[Begin Data to use]

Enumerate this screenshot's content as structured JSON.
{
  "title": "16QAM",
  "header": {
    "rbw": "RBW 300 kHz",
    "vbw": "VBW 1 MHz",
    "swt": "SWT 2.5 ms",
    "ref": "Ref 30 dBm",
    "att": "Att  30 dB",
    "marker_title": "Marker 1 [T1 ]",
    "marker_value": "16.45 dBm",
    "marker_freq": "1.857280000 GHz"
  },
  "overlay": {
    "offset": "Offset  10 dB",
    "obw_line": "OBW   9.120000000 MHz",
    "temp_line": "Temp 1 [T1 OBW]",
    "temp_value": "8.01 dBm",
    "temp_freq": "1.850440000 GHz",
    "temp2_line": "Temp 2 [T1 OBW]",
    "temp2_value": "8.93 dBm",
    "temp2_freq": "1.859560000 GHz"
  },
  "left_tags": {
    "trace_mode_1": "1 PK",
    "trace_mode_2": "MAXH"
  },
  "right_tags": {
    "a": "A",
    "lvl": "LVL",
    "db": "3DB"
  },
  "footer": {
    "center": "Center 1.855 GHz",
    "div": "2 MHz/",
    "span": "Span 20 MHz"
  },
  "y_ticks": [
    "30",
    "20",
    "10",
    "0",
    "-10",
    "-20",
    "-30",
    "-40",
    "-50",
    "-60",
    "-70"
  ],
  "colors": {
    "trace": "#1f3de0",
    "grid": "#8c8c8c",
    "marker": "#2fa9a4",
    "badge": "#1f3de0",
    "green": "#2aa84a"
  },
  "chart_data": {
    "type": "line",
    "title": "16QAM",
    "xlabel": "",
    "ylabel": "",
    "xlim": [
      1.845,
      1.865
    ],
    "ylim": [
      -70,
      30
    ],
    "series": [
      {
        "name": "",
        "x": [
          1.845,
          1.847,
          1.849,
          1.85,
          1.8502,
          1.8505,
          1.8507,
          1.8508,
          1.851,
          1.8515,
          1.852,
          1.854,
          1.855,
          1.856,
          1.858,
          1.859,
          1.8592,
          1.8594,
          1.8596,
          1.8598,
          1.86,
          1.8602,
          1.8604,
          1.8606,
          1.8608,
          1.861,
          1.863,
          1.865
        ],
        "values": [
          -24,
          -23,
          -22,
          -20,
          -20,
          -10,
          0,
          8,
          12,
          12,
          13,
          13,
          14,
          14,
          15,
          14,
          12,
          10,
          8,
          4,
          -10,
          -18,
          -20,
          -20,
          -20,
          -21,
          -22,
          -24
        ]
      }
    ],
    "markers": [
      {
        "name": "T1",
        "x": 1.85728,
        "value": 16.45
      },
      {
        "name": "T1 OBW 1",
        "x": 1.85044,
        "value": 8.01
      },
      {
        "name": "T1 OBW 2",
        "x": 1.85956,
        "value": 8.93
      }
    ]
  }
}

[End Data to use]

Problem description → Return all the data above once more, precisely as given.

Result of this exercise →
Enumerate this screenshot's content as structured JSON.
{
  "title": "16QAM",
  "header": {
    "rbw": "RBW 300 kHz",
    "vbw": "VBW 1 MHz",
    "swt": "SWT 2.5 ms",
    "ref": "Ref 30 dBm",
    "att": "Att  30 dB",
    "marker_title": "Marker 1 [T1 ]",
    "marker_value": "16.45 dBm",
    "marker_freq": "1.857280000 GHz"
  },
  "overlay": {
    "offset": "Offset  10 dB",
    "obw_line": "OBW   9.120000000 MHz",
    "temp_line": "Temp 1 [T1 OBW]",
    "temp_value": "8.01 dBm",
    "temp_freq": "1.850440000 GHz",
    "temp2_line": "Temp 2 [T1 OBW]",
    "temp2_value": "8.93 dBm",
    "temp2_freq": "1.859560000 GHz"
  },
  "left_tags": {
    "trace_mode_1": "1 PK",
    "trace_mode_2": "MAXH"
  },
  "right_tags": {
    "a": "A",
    "lvl": "LVL",
    "db": "3DB"
  },
  "footer": {
    "center": "Center 1.855 GHz",
    "div": "2 MHz/",
    "span": "Span 20 MHz"
  },
  "y_ticks": [
    "30",
    "20",
    "10",
    "0",
    "-10",
    "-20",
    "-30",
    "-40",
    "-50",
    "-60",
    "-70"
  ],
  "colors": {
    "trace": "#1f3de0",
    "grid": "#8c8c8c",
    "marker": "#2fa9a4",
    "badge": "#1f3de0",
    "green": "#2aa84a"
  },
  "chart_data": {
    "type": "line",
    "title": "16QAM",
    "xlabel": "",
    "ylabel": "",
    "xlim": [
      1.845,
      1.865
    ],
    "ylim": [
      -70,
      30
    ],
    "series": [
      {
        "name": "",
        "x": [
          1.845,
          1.847,
          1.849,
          1.85,
          1.8502,
          1.8505,
          1.8507,
          1.8508,
          1.851,
          1.8515,
          1.852,
          1.854,
          1.855,
          1.856,
          1.858,
          1.859,
          1.8592,
          1.8594,
          1.8596,
          1.8598,
          1.86,
          1.8602,
          1.8604,
          1.8606,
          1.8608,
          1.861,
          1.863,
          1.865
        ],
        "values": [
          -24,
          -23,
          -22,
          -20,
          -20,
          -10,
          0,
          8,
          12,
          12,
          13,
          13,
          14,
          14,
          15,
          14,
          12,
          10,
          8,
          4,
          -10,
          -18,
          -20,
          -20,
          -20,
          -21,
          -22,
          -24
        ]
      }
    ],
    "markers": [
      {
        "name": "T1",
        "x": 1.85728,
        "value": 16.45
      },
      {
        "name": "T1 OBW 1",
        "x": 1.85044,
        "value": 8.01
      },
      {
        "name": "T1 OBW 2",
        "x": 1.85956,
        "value": 8.93
      }
    ]
  }
}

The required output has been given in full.